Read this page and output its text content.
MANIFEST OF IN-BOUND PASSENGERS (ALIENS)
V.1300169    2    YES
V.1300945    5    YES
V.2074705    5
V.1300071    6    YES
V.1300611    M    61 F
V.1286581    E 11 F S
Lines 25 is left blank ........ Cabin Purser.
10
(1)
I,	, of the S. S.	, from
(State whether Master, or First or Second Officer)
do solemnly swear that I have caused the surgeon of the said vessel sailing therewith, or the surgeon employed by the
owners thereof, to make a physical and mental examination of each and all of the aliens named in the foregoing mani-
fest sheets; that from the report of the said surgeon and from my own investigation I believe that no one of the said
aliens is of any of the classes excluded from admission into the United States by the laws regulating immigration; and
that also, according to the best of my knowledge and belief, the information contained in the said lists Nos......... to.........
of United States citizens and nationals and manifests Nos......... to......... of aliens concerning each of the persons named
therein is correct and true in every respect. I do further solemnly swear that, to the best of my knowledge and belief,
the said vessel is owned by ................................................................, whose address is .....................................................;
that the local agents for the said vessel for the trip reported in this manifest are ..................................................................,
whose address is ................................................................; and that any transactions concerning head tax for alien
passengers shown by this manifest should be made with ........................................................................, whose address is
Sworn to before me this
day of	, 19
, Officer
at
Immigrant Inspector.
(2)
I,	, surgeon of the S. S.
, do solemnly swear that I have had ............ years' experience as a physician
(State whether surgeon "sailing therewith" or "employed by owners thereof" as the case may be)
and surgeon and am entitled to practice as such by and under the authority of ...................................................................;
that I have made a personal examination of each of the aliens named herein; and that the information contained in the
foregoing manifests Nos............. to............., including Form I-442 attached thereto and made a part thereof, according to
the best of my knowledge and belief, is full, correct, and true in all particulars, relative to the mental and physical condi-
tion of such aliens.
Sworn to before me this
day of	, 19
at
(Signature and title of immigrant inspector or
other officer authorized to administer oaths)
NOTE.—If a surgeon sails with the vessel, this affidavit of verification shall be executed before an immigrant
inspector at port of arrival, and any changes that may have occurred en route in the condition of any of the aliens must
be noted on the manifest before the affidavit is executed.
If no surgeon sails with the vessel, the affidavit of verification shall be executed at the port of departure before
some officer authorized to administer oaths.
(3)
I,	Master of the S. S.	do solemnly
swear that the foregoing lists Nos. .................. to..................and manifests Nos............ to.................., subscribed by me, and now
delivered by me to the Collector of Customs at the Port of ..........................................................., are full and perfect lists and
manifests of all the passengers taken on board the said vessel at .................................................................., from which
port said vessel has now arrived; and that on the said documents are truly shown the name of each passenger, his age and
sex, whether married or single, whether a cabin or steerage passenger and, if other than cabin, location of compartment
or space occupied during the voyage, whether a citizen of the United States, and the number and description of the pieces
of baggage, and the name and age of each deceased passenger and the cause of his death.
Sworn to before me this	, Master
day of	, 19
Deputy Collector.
◆ ◆ ◆ ◆
■ **Problem requirements**:
From the first line to the last, please quote the material above exactly.

■ **Finished exercise**:
Read this page and output its text content.
MANIFEST OF IN-BOUND PASSENGERS (ALIENS)
V.1300169    2    YES
V.1300945    5    YES
V.2074705    5
V.1300071    6    YES
V.1300611    M    61 F
V.1286581    E 11 F S
Lines 25 is left blank ........ Cabin Purser.
10
(1)
I,	, of the S. S.	, from
(State whether Master, or First or Second Officer)
do solemnly swear that I have caused the surgeon of the said vessel sailing therewith, or the surgeon employed by the
owners thereof, to make a physical and mental examination of each and all of the aliens named in the foregoing mani-
fest sheets; that from the report of the said surgeon and from my own investigation I believe that no one of the said
aliens is of any of the classes excluded from admission into the United States by the laws regulating immigration; and
that also, according to the best of my knowledge and belief, the information contained in the said lists Nos......... to.........
of United States citizens and nationals and manifests Nos......... to......... of aliens concerning each of the persons named
therein is correct and true in every respect. I do further solemnly swear that, to the best of my knowledge and belief,
the said vessel is owned by ................................................................, whose address is .....................................................;
that the local agents for the said vessel for the trip reported in this manifest are ..................................................................,
whose address is ................................................................; and that any transactions concerning head tax for alien
passengers shown by this manifest should be made with ........................................................................, whose address is
Sworn to before me this
day of	, 19
, Officer
at
Immigrant Inspector.
(2)
I,	, surgeon of the S. S.
, do solemnly swear that I have had ............ years' experience as a physician
(State whether surgeon "sailing therewith" or "employed by owners thereof" as the case may be)
and surgeon and am entitled to practice as such by and under the authority of ...................................................................;
that I have made a personal examination of each of the aliens named herein; and that the information contained in the
foregoing manifests Nos............. to............., including Form I-442 attached thereto and made a part thereof, according to
the best of my knowledge and belief, is full, correct, and true in all particulars, relative to the mental and physical condi-
tion of such aliens.
Sworn to before me this
day of	, 19
at
(Signature and title of immigrant inspector or
other officer authorized to administer oaths)
NOTE.—If a surgeon sails with the vessel, this affidavit of verification shall be executed before an immigrant
inspector at port of arrival, and any changes that may have occurred en route in the condition of any of the aliens must
be noted on the manifest before the affidavit is executed.
If no surgeon sails with the vessel, the affidavit of verification shall be executed at the port of departure before
some officer authorized to administer oaths.
(3)
I,	Master of the S. S.	do solemnly
swear that the foregoing lists Nos. .................. to..................and manifests Nos............ to.................., subscribed by me, and now
delivered by me to the Collector of Customs at the Port of ..........................................................., are full and perfect lists and
manifests of all the passengers taken on board the said vessel at .................................................................., from which
port said vessel has now arrived; and that on the said documents are truly shown the name of each passenger, his age and
sex, whether married or single, whether a cabin or steerage passenger and, if other than cabin, location of compartment
or space occupied during the voyage, whether a citizen of the United States, and the number and description of the pieces
of baggage, and the name and age of each deceased passenger and the cause of his death.
Sworn to before me this	, Master
day of	, 19
Deputy Collector.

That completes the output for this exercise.